**Task directions**
Copy out the entries in full and with complete accuracy; pictures are excluded.

::::

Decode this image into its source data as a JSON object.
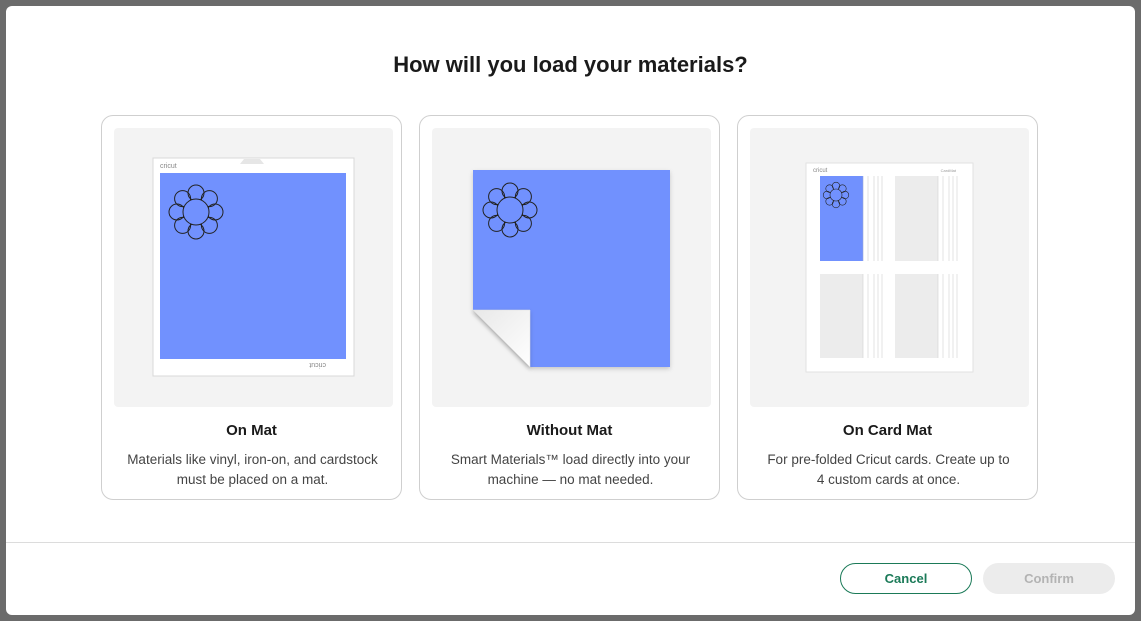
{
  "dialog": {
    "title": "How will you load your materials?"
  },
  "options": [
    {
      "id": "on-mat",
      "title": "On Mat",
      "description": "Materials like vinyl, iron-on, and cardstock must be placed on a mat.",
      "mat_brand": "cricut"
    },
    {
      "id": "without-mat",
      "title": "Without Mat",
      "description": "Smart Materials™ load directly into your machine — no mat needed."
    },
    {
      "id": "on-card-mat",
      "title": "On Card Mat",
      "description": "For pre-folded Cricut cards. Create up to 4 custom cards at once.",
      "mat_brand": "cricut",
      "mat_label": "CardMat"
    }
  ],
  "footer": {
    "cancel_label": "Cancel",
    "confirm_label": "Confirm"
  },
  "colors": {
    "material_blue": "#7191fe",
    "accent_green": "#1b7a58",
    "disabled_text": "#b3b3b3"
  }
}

::::

**Answer for this exercise**
Decode this image into its source data as a JSON object.
{
  "dialog": {
    "title": "How will you load your materials?"
  },
  "options": [
    {
      "id": "on-mat",
      "title": "On Mat",
      "description": "Materials like vinyl, iron-on, and cardstock must be placed on a mat.",
      "mat_brand": "cricut"
    },
    {
      "id": "without-mat",
      "title": "Without Mat",
      "description": "Smart Materials™ load directly into your machine — no mat needed."
    },
    {
      "id": "on-card-mat",
      "title": "On Card Mat",
      "description": "For pre-folded Cricut cards. Create up to 4 custom cards at once.",
      "mat_brand": "cricut",
      "mat_label": "CardMat"
    }
  ],
  "footer": {
    "cancel_label": "Cancel",
    "confirm_label": "Confirm"
  },
  "colors": {
    "material_blue": "#7191fe",
    "accent_green": "#1b7a58",
    "disabled_text": "#b3b3b3"
  }
}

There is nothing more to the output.